= Given problem =
Pull out every line below holding the word "Lichtreis".

= Data supplied =
>> START
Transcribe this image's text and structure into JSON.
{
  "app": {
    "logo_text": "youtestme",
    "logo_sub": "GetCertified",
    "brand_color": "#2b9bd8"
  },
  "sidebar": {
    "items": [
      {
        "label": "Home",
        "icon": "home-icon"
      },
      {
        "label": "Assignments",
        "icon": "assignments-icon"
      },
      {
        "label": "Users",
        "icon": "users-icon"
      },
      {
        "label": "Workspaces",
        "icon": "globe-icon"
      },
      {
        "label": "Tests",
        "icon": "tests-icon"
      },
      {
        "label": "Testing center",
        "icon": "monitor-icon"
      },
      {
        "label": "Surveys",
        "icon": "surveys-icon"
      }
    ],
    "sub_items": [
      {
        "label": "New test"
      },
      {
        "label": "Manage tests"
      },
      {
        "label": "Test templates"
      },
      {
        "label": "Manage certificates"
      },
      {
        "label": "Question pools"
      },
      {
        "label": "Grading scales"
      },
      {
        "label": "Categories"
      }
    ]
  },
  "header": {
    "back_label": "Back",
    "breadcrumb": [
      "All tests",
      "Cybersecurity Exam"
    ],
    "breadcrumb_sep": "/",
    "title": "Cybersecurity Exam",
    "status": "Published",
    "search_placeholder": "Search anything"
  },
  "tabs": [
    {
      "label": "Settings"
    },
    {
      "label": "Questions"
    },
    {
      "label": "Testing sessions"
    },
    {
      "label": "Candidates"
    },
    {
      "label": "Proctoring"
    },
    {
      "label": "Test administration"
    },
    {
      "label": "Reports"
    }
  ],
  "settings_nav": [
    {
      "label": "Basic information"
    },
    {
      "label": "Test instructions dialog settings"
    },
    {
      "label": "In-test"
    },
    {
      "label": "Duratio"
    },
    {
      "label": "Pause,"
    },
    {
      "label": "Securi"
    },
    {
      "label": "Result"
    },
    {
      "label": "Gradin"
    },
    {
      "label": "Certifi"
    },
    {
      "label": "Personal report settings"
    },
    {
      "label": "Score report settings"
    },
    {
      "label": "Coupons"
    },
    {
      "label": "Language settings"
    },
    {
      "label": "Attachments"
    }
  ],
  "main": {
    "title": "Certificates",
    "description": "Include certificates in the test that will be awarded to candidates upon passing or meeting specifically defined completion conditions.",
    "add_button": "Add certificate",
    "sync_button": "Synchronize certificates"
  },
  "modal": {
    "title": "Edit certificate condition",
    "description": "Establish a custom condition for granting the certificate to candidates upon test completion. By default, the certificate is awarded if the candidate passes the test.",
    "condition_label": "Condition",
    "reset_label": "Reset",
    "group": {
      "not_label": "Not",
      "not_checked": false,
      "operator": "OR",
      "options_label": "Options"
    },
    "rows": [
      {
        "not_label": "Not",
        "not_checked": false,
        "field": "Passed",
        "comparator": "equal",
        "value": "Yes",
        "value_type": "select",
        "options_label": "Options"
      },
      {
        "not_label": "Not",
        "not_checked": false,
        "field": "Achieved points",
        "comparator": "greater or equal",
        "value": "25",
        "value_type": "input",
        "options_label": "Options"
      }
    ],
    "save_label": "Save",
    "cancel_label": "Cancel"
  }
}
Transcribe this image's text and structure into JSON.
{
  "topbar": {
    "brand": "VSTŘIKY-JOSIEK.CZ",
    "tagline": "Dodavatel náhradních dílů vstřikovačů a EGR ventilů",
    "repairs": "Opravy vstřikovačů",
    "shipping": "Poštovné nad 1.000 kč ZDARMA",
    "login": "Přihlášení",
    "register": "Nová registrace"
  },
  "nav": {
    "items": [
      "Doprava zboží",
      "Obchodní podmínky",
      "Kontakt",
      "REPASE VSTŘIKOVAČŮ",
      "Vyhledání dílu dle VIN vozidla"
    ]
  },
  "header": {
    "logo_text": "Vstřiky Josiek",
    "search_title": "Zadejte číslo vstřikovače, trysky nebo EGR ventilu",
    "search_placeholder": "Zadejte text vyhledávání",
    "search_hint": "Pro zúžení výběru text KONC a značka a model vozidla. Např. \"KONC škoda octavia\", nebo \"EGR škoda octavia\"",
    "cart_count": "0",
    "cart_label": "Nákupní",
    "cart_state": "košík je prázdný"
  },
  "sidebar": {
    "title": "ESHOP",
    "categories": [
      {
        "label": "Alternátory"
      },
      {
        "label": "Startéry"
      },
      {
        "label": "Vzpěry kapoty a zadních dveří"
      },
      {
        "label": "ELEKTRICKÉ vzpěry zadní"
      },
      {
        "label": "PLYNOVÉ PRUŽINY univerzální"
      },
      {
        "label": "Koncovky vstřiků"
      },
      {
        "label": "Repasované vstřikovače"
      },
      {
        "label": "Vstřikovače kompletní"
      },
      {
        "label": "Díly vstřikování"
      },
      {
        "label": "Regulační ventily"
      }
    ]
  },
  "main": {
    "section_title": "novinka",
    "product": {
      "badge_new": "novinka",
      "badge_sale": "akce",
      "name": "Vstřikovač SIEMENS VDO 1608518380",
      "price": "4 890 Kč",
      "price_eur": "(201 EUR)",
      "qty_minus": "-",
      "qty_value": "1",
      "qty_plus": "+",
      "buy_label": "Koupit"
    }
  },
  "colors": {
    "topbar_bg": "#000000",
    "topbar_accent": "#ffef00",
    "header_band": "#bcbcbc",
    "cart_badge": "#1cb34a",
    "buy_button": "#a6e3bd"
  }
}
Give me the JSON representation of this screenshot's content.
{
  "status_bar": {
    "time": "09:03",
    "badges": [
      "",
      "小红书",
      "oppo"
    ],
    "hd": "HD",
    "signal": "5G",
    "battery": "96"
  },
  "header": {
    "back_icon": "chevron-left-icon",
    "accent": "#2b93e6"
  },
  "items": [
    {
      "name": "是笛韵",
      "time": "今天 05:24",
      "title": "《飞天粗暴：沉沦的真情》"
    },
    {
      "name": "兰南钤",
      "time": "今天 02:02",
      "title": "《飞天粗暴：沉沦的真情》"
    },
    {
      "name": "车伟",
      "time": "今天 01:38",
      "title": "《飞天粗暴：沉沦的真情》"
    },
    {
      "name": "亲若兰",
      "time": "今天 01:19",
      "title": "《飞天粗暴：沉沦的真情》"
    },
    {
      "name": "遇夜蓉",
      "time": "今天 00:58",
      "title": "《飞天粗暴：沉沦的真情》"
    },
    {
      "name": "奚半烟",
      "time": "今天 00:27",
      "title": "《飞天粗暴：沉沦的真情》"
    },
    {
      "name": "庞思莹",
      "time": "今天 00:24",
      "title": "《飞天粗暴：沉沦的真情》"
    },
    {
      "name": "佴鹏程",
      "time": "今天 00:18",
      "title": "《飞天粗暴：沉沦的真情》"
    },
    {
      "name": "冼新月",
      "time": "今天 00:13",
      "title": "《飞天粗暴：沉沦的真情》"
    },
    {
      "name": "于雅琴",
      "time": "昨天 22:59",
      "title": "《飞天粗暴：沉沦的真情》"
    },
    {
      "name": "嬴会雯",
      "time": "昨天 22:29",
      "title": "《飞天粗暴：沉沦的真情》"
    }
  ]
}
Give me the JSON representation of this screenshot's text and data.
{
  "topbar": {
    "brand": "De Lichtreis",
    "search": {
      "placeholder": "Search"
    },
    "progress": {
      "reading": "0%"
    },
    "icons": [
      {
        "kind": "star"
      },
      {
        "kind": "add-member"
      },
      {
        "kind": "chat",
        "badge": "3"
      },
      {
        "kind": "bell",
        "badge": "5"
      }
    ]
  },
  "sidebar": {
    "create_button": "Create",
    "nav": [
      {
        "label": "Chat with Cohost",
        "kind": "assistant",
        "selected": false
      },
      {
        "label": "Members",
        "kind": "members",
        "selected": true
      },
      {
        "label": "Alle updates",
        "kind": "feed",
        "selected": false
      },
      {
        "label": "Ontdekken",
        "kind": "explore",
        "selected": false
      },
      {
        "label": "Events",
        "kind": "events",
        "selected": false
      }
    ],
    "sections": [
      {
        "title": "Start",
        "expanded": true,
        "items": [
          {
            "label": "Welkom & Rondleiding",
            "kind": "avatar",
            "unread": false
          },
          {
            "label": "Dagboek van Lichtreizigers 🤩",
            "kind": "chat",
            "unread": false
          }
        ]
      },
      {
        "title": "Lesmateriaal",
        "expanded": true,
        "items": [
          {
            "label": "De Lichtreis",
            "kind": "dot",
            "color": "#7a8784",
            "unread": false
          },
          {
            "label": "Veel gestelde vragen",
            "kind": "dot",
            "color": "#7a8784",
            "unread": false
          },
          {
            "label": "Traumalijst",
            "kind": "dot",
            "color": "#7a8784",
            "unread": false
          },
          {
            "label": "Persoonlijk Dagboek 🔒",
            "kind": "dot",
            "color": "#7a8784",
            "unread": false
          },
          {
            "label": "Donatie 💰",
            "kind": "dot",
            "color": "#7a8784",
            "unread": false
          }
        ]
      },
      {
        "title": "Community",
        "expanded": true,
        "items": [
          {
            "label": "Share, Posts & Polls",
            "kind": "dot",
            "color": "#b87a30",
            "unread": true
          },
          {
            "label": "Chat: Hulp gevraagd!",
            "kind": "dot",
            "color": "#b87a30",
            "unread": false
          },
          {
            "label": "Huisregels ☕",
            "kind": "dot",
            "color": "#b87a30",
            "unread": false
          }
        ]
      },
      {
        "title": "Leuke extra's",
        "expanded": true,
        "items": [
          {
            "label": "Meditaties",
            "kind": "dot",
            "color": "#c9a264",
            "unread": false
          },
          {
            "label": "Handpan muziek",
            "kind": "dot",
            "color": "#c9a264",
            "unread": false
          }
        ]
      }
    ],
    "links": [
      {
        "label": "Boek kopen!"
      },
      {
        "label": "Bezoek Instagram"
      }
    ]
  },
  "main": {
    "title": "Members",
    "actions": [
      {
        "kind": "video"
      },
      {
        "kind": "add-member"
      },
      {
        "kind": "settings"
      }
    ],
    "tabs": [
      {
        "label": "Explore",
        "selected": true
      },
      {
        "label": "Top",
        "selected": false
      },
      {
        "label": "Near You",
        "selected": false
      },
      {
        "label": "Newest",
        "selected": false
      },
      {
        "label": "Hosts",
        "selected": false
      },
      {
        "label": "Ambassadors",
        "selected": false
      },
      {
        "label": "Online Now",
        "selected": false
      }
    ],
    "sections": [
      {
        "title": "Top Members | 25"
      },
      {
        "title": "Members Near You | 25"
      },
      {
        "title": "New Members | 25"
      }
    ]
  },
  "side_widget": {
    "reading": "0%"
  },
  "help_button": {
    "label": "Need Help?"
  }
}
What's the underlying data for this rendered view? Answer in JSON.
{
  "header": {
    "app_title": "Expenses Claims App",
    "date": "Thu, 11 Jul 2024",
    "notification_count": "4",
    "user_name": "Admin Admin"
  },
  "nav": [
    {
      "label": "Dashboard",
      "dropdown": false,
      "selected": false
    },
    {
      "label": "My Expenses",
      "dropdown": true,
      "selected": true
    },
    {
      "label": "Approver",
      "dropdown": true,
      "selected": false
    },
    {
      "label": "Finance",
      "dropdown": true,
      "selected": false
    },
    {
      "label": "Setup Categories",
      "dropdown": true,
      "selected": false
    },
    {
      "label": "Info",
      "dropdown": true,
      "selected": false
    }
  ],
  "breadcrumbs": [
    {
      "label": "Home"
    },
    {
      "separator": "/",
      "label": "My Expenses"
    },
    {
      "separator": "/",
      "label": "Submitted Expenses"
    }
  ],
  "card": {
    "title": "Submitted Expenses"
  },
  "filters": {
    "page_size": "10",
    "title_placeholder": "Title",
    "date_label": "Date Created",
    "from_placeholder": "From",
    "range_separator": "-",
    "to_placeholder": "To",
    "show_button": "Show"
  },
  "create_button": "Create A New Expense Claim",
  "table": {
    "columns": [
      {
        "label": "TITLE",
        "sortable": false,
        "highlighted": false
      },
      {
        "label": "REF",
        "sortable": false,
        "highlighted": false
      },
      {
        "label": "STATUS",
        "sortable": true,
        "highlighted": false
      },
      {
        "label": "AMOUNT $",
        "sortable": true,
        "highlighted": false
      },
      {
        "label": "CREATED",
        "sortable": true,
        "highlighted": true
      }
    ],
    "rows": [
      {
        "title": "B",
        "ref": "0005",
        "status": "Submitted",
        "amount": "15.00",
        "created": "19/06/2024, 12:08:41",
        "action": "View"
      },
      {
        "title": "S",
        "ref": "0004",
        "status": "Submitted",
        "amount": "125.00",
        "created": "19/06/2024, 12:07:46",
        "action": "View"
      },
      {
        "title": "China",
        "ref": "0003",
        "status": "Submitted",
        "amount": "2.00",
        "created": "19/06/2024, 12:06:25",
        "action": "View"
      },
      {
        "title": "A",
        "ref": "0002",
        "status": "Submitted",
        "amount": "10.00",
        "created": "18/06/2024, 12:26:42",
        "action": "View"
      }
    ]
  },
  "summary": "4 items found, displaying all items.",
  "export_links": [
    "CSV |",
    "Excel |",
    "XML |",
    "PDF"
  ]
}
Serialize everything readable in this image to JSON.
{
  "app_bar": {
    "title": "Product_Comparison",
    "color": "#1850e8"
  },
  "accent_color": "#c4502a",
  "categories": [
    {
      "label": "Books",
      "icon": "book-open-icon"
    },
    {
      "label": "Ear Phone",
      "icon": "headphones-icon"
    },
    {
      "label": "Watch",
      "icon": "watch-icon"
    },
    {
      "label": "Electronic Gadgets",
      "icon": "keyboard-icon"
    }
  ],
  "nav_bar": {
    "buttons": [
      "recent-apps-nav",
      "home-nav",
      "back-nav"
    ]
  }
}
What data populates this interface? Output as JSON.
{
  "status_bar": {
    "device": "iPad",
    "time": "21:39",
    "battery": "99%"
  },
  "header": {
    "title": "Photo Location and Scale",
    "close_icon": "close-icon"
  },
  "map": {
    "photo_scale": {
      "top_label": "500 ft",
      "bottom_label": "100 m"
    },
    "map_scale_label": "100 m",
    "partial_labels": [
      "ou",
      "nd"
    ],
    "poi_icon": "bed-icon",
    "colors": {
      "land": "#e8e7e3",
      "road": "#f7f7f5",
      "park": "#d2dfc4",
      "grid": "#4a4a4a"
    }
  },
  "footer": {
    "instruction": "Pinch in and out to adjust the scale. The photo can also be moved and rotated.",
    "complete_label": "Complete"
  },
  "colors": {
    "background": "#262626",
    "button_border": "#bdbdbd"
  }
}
>> END
= Exercise output =
    "brand": "De Lichtreis",
            "label": "De Lichtreis",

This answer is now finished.